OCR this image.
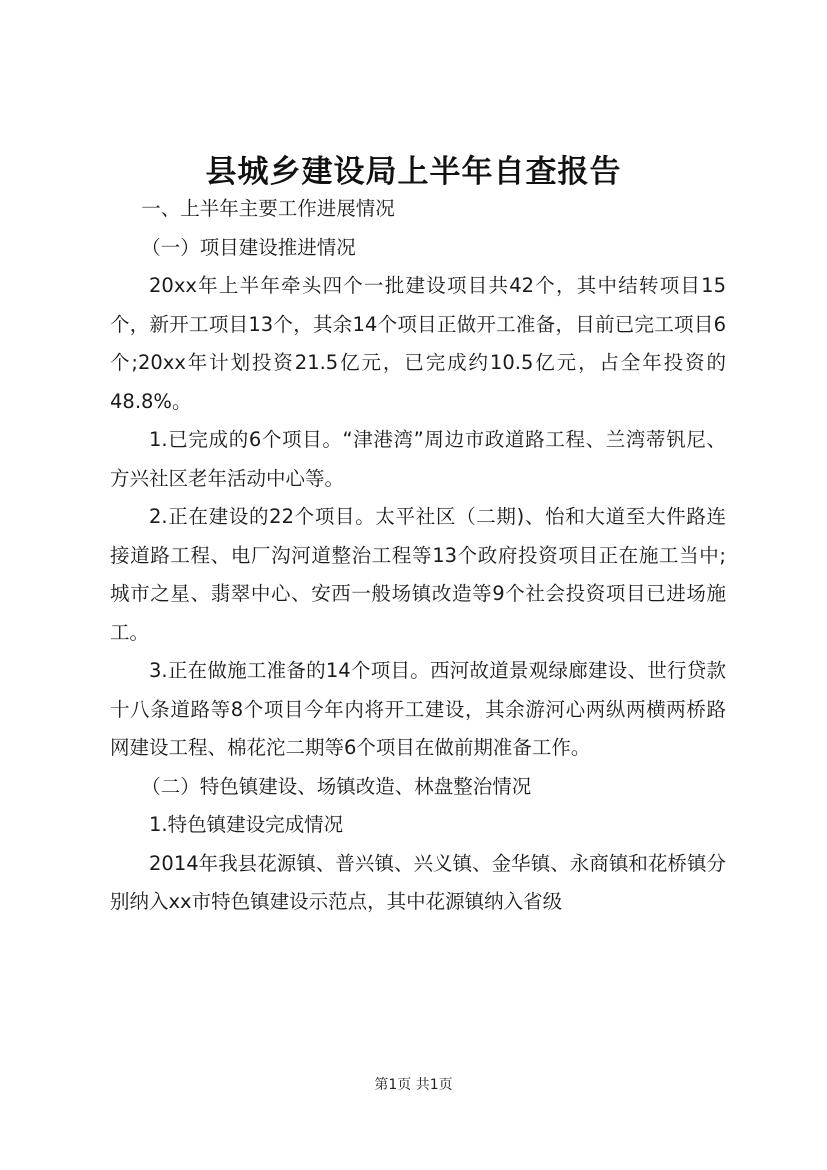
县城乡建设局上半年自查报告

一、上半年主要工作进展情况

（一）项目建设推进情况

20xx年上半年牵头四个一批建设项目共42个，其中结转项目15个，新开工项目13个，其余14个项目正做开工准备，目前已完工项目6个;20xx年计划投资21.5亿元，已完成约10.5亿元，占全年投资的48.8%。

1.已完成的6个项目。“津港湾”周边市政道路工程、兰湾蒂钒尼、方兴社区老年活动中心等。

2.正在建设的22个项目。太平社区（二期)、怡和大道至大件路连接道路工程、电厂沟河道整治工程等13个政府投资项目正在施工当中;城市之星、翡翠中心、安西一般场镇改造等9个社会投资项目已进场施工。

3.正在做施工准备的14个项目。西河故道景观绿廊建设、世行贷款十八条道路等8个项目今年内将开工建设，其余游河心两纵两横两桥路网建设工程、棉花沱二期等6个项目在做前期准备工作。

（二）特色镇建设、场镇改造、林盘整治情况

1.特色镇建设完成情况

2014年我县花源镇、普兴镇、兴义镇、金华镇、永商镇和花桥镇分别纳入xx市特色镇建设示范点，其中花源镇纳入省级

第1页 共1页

--*--

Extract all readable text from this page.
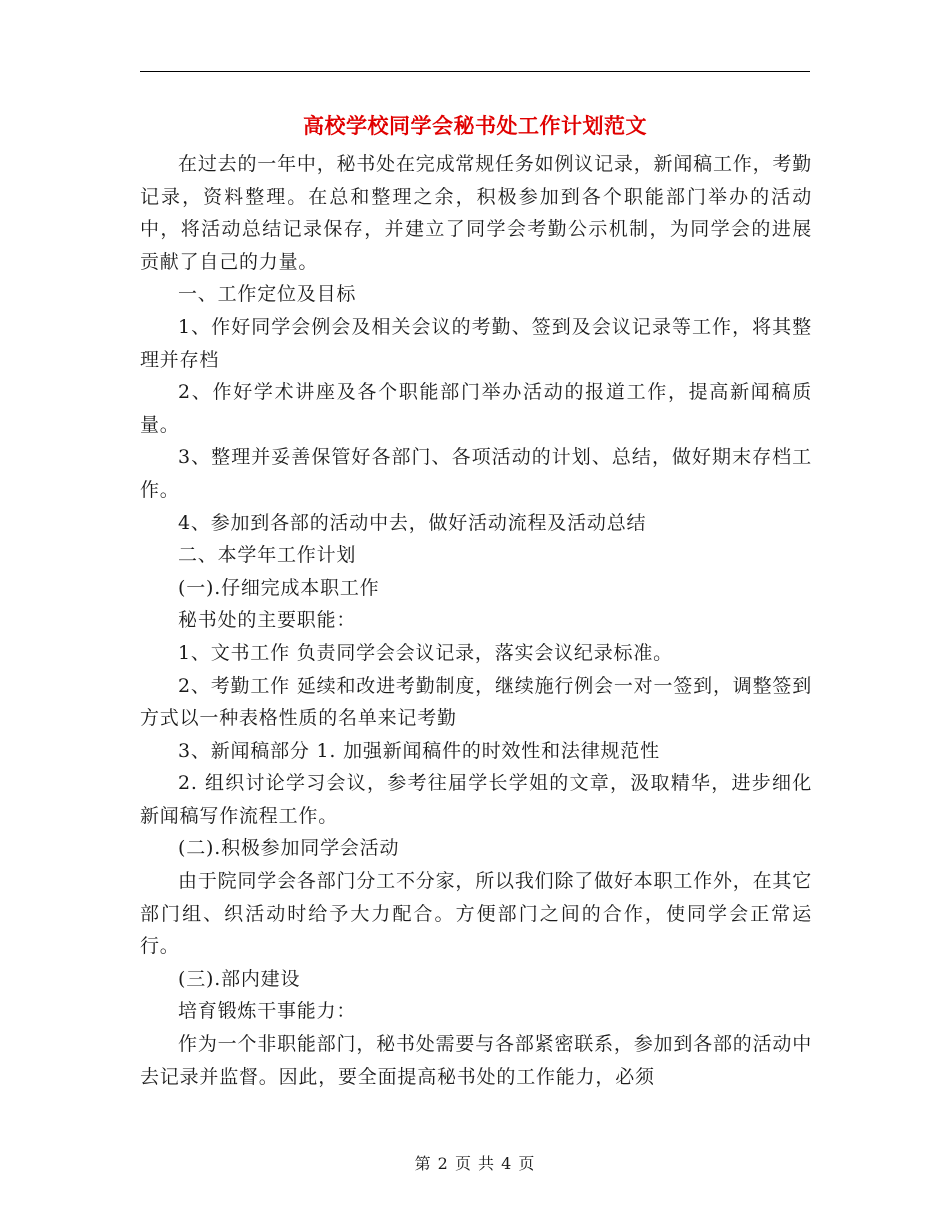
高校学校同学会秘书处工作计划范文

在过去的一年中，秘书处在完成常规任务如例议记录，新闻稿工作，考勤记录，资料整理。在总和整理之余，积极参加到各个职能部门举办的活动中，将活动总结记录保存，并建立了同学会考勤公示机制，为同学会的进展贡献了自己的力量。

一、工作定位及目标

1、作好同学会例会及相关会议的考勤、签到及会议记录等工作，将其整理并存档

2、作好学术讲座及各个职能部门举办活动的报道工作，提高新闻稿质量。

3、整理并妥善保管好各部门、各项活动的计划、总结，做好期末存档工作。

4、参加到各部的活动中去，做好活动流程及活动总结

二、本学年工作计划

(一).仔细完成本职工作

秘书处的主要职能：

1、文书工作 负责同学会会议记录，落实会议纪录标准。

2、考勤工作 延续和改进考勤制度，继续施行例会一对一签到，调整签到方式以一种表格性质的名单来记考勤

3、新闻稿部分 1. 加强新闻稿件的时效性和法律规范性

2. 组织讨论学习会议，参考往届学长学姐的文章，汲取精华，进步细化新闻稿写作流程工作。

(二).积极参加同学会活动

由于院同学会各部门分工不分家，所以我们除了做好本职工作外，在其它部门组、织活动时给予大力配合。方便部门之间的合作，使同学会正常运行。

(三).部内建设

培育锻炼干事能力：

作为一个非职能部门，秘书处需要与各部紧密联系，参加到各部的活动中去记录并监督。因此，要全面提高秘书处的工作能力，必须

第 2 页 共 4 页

--*--

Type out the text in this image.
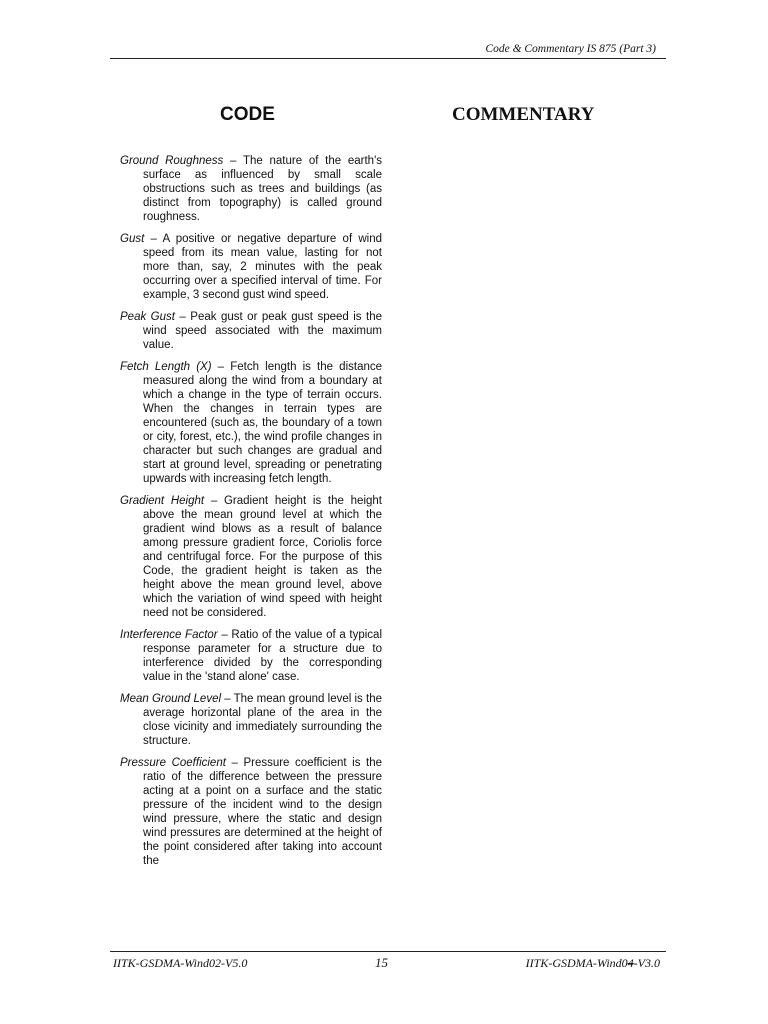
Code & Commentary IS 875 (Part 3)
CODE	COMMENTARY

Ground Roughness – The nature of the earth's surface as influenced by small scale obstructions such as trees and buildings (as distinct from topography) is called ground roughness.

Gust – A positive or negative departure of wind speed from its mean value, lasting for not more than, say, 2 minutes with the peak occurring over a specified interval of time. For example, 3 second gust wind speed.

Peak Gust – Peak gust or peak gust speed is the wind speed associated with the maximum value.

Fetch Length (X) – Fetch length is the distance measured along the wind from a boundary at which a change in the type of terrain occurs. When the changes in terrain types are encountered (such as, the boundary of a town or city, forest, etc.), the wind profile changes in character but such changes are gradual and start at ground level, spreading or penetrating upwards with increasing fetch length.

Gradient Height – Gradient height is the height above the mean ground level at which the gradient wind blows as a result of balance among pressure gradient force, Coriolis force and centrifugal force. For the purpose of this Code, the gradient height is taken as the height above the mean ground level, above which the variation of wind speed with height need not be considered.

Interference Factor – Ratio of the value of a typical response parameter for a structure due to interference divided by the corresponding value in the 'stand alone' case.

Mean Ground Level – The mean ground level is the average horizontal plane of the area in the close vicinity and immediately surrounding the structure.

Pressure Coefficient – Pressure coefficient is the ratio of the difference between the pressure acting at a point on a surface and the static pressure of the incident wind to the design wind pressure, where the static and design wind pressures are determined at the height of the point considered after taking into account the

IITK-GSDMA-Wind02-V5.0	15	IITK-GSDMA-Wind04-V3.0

--*--

§ TO DO:
Gather all lines where the word "peak" appears.

§ PROBLEM SOLUTION:
Gust – A positive or negative departure of wind speed from its mean value, lasting for not more than, say, 2 minutes with the peak occurring over a specified interval of time. For example, 3 second gust wind speed.
Peak Gust – Peak gust or peak gust speed is the wind speed associated with the maximum value.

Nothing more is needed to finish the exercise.